** begin Task inputs **
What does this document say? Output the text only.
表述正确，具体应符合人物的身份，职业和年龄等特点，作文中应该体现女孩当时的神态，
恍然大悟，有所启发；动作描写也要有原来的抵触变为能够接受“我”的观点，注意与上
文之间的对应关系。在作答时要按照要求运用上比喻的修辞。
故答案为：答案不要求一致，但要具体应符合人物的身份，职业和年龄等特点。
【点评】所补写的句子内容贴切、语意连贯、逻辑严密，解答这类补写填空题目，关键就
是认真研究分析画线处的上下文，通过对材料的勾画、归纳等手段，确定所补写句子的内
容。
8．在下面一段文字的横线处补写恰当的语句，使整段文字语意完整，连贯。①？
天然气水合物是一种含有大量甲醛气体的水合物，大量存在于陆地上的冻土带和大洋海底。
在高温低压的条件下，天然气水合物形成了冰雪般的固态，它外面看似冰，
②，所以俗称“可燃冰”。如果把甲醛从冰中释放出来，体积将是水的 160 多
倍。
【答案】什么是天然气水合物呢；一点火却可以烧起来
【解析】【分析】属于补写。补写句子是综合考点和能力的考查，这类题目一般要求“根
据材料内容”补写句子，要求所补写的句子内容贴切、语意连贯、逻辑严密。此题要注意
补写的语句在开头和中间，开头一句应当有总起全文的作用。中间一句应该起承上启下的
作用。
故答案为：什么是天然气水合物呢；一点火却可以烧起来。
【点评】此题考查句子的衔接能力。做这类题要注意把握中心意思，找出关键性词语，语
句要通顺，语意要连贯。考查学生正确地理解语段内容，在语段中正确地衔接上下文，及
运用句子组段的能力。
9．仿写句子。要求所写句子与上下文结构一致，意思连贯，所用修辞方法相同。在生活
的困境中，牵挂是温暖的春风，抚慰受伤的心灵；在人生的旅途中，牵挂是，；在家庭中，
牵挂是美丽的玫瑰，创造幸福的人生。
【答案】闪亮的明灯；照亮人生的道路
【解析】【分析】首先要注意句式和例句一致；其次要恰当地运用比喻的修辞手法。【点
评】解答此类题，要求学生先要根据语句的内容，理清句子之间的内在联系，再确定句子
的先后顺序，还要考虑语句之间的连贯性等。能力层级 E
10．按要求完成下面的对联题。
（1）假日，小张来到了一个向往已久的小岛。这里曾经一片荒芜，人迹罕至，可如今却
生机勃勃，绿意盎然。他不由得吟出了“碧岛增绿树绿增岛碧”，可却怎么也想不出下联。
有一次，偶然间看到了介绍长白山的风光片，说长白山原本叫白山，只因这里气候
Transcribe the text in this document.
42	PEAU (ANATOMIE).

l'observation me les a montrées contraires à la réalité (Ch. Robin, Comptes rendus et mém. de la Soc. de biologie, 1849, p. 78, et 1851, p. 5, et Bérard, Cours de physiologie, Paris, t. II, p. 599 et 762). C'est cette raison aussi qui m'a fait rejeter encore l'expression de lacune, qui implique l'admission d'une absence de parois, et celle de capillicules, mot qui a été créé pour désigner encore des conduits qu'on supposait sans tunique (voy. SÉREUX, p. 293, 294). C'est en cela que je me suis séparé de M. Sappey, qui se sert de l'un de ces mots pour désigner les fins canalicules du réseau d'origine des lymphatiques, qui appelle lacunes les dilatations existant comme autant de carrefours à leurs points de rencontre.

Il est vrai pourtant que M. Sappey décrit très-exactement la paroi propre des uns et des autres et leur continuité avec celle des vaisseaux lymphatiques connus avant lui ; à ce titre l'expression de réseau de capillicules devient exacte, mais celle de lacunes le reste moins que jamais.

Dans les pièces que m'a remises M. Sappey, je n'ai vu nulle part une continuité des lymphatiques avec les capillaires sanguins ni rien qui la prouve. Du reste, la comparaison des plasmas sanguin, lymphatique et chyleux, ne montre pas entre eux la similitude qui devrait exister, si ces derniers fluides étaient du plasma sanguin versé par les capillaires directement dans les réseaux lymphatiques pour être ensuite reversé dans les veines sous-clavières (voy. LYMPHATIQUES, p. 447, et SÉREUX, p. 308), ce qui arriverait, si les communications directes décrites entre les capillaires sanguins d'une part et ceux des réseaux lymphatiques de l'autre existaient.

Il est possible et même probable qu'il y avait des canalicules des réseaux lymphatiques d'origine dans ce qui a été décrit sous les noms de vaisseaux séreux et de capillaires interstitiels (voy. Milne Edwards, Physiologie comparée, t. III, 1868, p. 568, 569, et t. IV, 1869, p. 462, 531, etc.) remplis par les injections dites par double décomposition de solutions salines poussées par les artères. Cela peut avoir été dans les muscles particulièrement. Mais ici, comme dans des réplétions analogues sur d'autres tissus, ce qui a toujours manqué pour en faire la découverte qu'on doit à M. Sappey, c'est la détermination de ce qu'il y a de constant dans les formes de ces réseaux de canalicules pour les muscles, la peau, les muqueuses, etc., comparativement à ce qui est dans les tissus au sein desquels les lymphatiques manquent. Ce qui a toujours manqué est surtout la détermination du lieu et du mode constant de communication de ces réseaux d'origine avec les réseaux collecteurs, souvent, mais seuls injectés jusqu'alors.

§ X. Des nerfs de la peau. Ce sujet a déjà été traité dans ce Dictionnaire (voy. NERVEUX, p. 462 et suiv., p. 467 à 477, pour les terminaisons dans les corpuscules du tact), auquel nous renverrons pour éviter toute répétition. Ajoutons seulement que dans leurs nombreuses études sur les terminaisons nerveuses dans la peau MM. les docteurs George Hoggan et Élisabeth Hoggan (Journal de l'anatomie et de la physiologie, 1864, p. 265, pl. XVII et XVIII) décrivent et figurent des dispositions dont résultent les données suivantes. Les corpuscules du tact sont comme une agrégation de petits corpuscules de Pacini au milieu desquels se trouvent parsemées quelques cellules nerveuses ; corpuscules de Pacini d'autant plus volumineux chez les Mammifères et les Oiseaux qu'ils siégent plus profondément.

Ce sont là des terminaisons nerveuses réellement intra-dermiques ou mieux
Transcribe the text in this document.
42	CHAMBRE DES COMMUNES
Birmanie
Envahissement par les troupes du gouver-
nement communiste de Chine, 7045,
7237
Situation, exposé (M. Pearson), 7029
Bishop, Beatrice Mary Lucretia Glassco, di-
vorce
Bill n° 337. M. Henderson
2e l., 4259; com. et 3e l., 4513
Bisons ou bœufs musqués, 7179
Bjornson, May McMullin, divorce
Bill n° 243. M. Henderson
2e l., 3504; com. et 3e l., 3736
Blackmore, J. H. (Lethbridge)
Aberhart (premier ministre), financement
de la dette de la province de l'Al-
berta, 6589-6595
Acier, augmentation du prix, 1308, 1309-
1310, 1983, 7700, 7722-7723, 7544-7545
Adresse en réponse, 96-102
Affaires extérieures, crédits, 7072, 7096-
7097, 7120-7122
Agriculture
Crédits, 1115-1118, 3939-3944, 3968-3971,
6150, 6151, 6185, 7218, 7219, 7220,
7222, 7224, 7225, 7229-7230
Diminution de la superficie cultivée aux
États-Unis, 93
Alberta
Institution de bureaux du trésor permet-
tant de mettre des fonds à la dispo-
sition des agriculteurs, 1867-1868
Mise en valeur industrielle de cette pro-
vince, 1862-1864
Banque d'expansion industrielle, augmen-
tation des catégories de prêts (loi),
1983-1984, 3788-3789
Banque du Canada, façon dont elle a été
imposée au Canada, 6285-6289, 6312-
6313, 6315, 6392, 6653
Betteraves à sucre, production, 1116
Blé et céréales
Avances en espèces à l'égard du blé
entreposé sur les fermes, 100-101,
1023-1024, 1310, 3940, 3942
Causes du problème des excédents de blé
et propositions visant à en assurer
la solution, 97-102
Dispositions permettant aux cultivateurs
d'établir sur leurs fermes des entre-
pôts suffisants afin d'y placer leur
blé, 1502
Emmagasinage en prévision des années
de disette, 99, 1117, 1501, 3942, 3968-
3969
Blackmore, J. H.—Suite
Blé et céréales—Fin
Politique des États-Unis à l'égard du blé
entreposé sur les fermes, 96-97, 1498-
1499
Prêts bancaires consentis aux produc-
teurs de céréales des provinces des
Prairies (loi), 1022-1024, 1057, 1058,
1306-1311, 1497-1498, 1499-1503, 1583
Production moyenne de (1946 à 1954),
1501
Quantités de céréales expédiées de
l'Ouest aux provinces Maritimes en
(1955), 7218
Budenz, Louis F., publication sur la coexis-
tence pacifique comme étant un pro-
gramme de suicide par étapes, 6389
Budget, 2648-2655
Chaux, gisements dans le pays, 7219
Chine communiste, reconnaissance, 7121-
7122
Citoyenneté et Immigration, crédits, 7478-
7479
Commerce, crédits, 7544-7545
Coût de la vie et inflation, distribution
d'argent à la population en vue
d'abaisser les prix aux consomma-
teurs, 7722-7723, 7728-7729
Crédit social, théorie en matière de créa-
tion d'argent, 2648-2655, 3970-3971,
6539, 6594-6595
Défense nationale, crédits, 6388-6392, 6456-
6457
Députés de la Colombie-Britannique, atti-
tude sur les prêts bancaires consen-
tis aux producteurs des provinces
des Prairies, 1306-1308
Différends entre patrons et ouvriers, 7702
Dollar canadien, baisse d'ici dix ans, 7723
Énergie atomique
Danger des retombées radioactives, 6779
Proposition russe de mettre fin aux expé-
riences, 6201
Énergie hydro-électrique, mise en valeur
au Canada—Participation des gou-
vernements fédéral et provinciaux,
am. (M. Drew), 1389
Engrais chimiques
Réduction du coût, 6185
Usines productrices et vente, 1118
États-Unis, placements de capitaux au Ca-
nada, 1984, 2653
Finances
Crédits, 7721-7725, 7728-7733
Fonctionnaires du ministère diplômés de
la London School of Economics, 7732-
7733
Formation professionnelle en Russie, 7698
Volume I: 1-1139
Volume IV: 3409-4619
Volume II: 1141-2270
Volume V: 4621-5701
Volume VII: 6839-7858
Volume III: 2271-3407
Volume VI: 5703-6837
** end Task inputs **
* Task goal
Return all lines containing the word "故答案为".

* Full answer
故答案为：答案不要求一致，但要具体应符合人物的身份，职业和年龄等特点。
故答案为：什么是天然气水合物呢；一点火却可以烧起来。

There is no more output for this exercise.